┏━━

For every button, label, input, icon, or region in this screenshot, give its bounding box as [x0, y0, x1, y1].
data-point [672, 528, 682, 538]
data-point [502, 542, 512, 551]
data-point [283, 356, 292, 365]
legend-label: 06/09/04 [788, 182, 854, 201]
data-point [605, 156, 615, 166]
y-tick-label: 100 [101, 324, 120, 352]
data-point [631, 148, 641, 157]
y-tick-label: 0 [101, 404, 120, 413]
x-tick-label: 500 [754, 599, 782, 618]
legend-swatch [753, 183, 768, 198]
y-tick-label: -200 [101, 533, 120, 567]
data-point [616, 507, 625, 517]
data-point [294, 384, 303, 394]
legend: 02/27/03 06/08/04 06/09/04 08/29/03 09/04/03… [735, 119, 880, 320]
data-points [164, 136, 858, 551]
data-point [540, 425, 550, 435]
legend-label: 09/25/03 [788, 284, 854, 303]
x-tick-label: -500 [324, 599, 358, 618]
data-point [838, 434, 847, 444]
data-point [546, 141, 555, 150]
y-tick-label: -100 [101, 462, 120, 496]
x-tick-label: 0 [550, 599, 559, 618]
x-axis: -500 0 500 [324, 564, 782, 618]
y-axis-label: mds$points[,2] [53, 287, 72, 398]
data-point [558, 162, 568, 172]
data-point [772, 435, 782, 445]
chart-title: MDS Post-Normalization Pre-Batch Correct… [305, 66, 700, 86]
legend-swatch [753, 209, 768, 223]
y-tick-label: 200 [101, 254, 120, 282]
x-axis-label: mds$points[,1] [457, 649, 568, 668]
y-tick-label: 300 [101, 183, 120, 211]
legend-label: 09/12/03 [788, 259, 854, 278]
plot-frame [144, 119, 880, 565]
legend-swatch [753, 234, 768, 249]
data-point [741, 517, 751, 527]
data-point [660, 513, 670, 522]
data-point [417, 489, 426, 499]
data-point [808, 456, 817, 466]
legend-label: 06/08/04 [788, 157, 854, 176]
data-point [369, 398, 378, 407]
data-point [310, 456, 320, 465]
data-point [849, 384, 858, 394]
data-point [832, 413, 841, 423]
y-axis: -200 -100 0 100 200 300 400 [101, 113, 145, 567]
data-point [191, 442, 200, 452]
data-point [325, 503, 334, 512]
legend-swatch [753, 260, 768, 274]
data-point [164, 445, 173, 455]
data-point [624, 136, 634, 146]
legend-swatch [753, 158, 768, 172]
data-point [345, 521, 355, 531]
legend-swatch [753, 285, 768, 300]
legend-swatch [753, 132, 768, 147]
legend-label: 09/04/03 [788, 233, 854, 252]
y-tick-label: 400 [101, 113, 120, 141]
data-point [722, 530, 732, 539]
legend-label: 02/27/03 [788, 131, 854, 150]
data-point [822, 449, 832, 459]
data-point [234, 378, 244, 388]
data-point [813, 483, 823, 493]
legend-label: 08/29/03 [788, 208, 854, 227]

┗━━

Requirement:
Copy out every one of the rows above word for word, keeping each line as it stands.

Completed task:
For every button, label, input, icon, or region in this screenshot, give its bounding box as [x0, y0, x1, y1].
data-point [672, 528, 682, 538]
data-point [502, 542, 512, 551]
data-point [283, 356, 292, 365]
legend-label: 06/09/04 [788, 182, 854, 201]
data-point [605, 156, 615, 166]
y-tick-label: 100 [101, 324, 120, 352]
data-point [631, 148, 641, 157]
y-tick-label: 0 [101, 404, 120, 413]
x-tick-label: 500 [754, 599, 782, 618]
legend-swatch [753, 183, 768, 198]
y-tick-label: -200 [101, 533, 120, 567]
data-point [616, 507, 625, 517]
data-point [294, 384, 303, 394]
legend: 02/27/03 06/08/04 06/09/04 08/29/03 09/04/03… [735, 119, 880, 320]
data-points [164, 136, 858, 551]
data-point [540, 425, 550, 435]
legend-label: 09/25/03 [788, 284, 854, 303]
x-tick-label: -500 [324, 599, 358, 618]
data-point [838, 434, 847, 444]
data-point [546, 141, 555, 150]
y-tick-label: -100 [101, 462, 120, 496]
x-tick-label: 0 [550, 599, 559, 618]
x-axis: -500 0 500 [324, 564, 782, 618]
y-axis-label: mds$points[,2] [53, 287, 72, 398]
data-point [558, 162, 568, 172]
data-point [772, 435, 782, 445]
chart-title: MDS Post-Normalization Pre-Batch Correct… [305, 66, 700, 86]
legend-swatch [753, 209, 768, 223]
y-tick-label: 200 [101, 254, 120, 282]
x-axis-label: mds$points[,1] [457, 649, 568, 668]
y-tick-label: 300 [101, 183, 120, 211]
legend-label: 09/12/03 [788, 259, 854, 278]
plot-frame [144, 119, 880, 565]
legend-swatch [753, 234, 768, 249]
data-point [741, 517, 751, 527]
data-point [660, 513, 670, 522]
data-point [417, 489, 426, 499]
data-point [808, 456, 817, 466]
legend-label: 06/08/04 [788, 157, 854, 176]
data-point [369, 398, 378, 407]
data-point [310, 456, 320, 465]
data-point [849, 384, 858, 394]
data-point [832, 413, 841, 423]
y-axis: -200 -100 0 100 200 300 400 [101, 113, 145, 567]
data-point [191, 442, 200, 452]
data-point [325, 503, 334, 512]
legend-swatch [753, 260, 768, 274]
data-point [164, 445, 173, 455]
data-point [624, 136, 634, 146]
legend-swatch [753, 158, 768, 172]
data-point [345, 521, 355, 531]
legend-swatch [753, 285, 768, 300]
legend-swatch [753, 132, 768, 147]
legend-label: 09/04/03 [788, 233, 854, 252]
y-tick-label: 400 [101, 113, 120, 141]
data-point [722, 530, 732, 539]
legend-label: 02/27/03 [788, 131, 854, 150]
data-point [822, 449, 832, 459]
data-point [234, 378, 244, 388]
data-point [813, 483, 823, 493]
legend-label: 08/29/03 [788, 208, 854, 227]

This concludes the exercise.